Look through the material below and count the lines with the string "tape". Report only the count.

[Stored items]
☆ ☆ ☆ ☆ ☆

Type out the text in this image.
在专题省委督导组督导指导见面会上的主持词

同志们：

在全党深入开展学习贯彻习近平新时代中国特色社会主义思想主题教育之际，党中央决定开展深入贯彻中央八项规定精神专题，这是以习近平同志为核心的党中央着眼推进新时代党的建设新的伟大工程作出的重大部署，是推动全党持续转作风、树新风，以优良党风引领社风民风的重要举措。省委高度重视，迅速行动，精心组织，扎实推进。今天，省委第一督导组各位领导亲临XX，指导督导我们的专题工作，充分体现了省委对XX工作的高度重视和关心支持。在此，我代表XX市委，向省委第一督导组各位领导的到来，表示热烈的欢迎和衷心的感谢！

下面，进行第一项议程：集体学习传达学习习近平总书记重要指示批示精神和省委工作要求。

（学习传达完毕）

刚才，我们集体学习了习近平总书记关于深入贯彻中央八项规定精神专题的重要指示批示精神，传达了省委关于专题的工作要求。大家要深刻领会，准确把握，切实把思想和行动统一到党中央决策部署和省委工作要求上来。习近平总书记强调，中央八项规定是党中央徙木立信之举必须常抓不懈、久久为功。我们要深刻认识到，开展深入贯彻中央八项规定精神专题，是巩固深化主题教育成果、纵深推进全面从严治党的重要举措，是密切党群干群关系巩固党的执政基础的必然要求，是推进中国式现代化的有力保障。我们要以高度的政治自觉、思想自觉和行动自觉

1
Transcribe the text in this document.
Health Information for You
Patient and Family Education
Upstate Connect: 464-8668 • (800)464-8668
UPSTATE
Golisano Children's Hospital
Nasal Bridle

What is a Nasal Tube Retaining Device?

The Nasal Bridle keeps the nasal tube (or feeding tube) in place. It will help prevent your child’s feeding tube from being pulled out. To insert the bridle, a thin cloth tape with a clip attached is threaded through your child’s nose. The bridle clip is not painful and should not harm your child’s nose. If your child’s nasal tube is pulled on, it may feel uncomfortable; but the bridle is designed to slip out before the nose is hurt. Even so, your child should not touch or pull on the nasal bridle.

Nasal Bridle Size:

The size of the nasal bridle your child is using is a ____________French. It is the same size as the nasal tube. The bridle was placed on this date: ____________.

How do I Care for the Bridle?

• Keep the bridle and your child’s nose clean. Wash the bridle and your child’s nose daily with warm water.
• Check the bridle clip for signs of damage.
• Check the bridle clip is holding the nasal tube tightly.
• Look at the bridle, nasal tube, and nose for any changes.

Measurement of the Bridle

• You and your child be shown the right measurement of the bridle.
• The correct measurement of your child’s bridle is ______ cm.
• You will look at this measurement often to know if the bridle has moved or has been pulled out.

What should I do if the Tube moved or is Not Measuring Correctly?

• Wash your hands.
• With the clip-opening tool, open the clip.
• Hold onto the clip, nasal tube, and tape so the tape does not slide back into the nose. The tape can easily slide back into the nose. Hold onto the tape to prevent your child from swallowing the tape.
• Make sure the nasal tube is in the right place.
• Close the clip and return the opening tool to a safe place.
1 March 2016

☆ ☆ ☆ ☆ ☆

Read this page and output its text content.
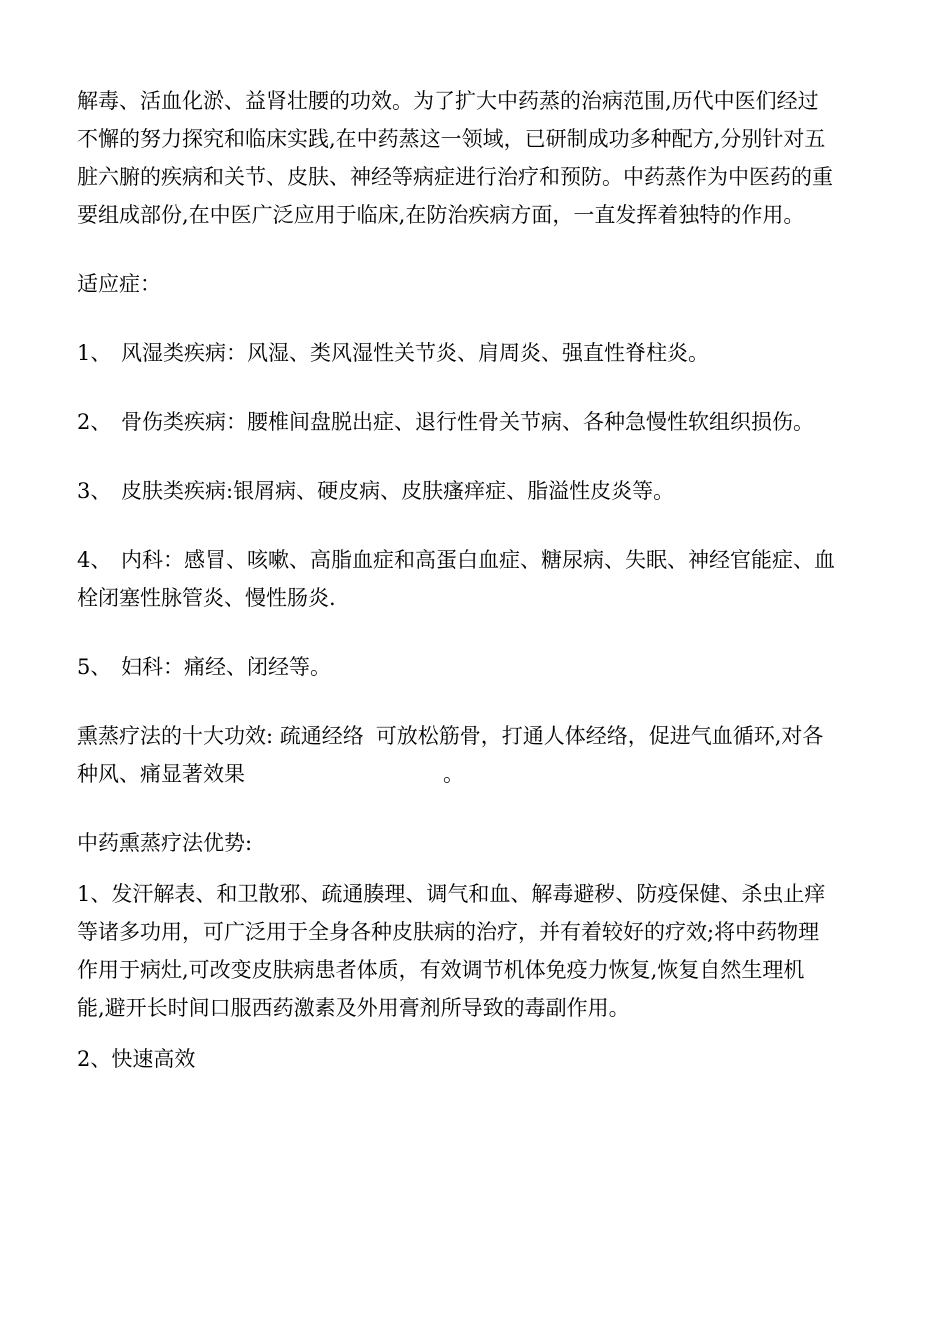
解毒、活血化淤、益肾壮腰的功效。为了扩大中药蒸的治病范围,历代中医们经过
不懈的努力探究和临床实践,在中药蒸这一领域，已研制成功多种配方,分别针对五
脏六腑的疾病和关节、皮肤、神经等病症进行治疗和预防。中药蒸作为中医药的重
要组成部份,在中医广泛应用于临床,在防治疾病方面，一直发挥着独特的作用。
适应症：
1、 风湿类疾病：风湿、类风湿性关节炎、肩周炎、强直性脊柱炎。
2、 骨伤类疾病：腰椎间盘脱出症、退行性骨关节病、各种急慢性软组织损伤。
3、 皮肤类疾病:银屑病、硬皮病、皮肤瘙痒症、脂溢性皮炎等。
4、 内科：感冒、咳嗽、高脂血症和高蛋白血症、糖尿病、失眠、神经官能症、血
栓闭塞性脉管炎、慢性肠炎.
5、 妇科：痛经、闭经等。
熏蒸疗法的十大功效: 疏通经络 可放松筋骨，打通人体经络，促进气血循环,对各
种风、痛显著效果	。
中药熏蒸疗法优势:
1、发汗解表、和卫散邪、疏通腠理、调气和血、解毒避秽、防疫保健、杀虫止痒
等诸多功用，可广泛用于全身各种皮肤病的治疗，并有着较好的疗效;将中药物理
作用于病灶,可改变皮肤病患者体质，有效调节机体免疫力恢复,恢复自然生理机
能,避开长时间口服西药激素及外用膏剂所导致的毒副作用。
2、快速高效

☆ ☆ ☆ ☆ ☆

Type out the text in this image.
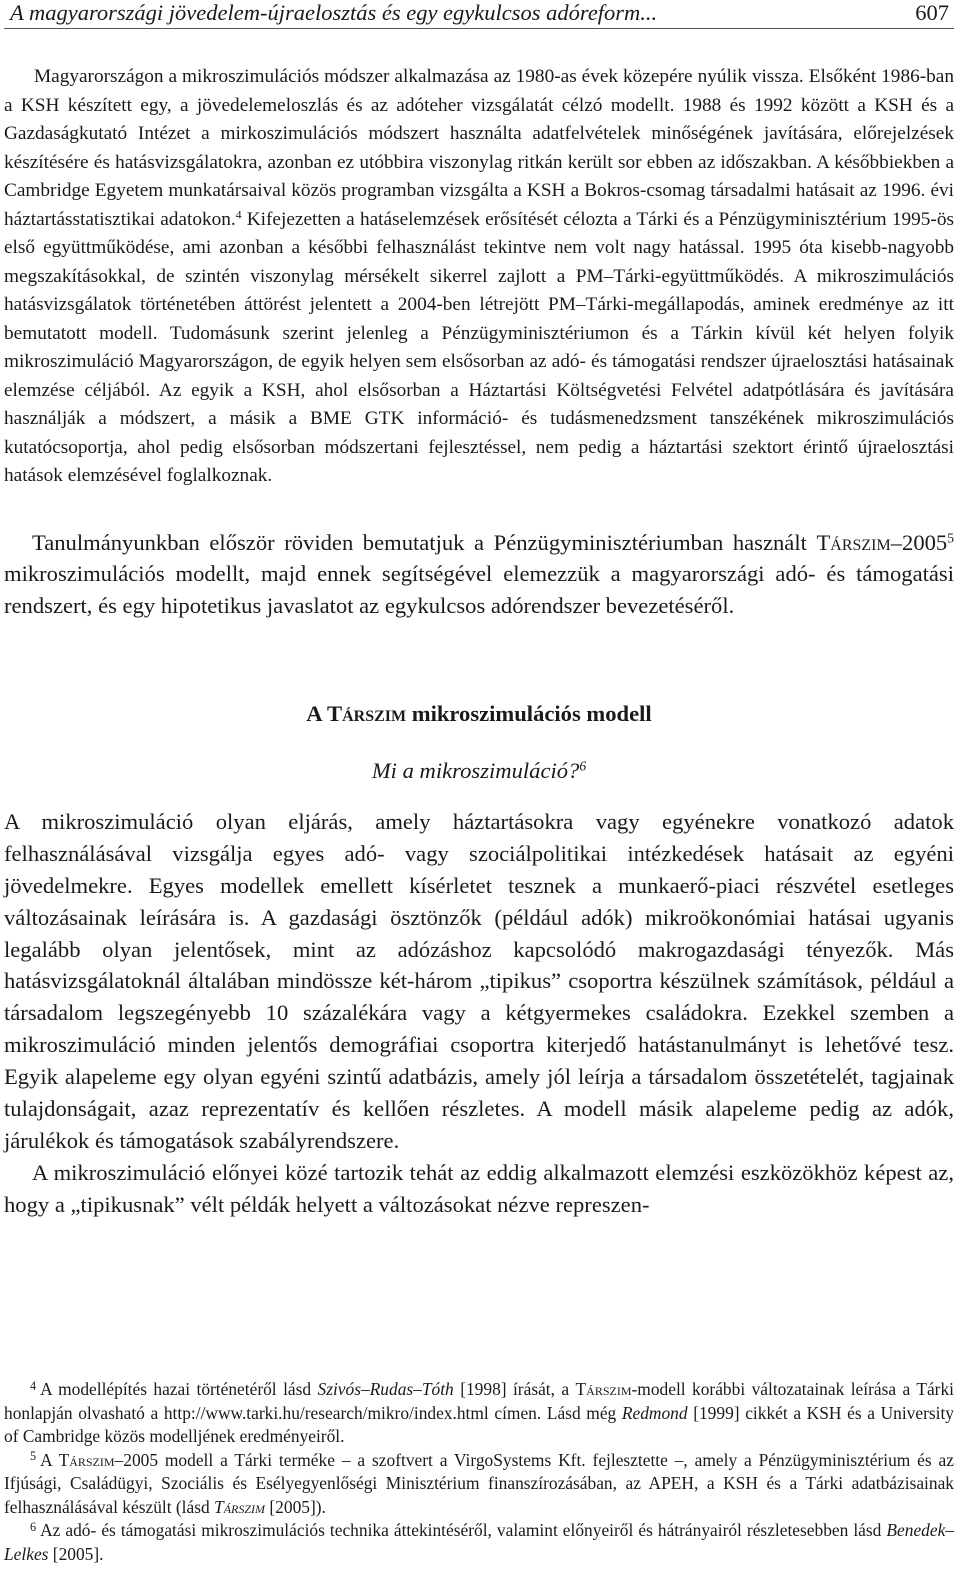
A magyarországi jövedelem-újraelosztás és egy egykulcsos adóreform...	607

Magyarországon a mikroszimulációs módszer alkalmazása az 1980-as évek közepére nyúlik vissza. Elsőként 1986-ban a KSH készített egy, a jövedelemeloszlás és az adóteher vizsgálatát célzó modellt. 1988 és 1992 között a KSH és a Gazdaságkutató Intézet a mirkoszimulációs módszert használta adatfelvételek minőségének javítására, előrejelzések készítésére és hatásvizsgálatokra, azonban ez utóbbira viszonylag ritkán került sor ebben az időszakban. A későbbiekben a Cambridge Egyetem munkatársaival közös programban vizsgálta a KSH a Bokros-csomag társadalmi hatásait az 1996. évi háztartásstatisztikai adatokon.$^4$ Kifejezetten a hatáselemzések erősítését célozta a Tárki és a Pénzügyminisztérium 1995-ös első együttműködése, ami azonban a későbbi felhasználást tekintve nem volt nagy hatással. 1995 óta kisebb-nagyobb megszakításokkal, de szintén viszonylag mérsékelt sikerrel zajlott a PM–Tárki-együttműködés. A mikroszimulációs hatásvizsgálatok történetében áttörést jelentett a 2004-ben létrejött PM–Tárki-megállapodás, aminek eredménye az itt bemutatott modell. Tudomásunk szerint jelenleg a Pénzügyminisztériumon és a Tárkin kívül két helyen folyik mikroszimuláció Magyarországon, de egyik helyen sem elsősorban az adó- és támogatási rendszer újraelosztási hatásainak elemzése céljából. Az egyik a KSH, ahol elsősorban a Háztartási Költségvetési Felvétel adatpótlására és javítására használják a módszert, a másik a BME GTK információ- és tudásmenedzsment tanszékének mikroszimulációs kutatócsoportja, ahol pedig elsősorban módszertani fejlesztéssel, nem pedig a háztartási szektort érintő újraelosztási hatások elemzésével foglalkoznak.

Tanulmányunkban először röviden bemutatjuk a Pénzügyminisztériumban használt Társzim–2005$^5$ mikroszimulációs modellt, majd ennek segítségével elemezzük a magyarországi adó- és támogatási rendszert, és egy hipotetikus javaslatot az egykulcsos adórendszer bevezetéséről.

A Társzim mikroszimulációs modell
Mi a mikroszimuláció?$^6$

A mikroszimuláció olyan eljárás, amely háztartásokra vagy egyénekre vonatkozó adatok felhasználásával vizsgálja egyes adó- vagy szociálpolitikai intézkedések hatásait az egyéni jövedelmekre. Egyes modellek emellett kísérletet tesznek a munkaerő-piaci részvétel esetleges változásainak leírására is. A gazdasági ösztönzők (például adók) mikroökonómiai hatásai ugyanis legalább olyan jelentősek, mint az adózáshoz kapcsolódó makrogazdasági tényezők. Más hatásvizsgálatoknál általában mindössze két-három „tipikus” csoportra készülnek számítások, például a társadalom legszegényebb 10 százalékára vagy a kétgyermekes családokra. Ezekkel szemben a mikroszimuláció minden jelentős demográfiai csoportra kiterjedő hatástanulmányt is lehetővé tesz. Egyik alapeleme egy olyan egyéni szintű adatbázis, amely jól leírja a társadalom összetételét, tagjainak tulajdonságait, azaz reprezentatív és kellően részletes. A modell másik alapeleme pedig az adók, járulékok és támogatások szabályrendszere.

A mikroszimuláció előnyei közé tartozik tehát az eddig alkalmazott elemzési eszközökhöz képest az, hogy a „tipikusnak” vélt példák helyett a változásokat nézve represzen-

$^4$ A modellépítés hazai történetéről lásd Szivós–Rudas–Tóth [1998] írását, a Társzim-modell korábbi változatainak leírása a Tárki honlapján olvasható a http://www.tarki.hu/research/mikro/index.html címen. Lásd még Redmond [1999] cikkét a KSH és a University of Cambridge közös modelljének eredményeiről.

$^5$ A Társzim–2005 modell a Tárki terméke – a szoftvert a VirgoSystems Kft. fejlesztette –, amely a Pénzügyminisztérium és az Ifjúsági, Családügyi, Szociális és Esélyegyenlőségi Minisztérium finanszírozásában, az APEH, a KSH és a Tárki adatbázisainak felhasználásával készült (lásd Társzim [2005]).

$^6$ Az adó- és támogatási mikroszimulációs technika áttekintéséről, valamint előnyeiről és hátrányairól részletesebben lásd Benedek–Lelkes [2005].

☆ ☆ ☆ ☆ ☆

Solution to the exercise: 2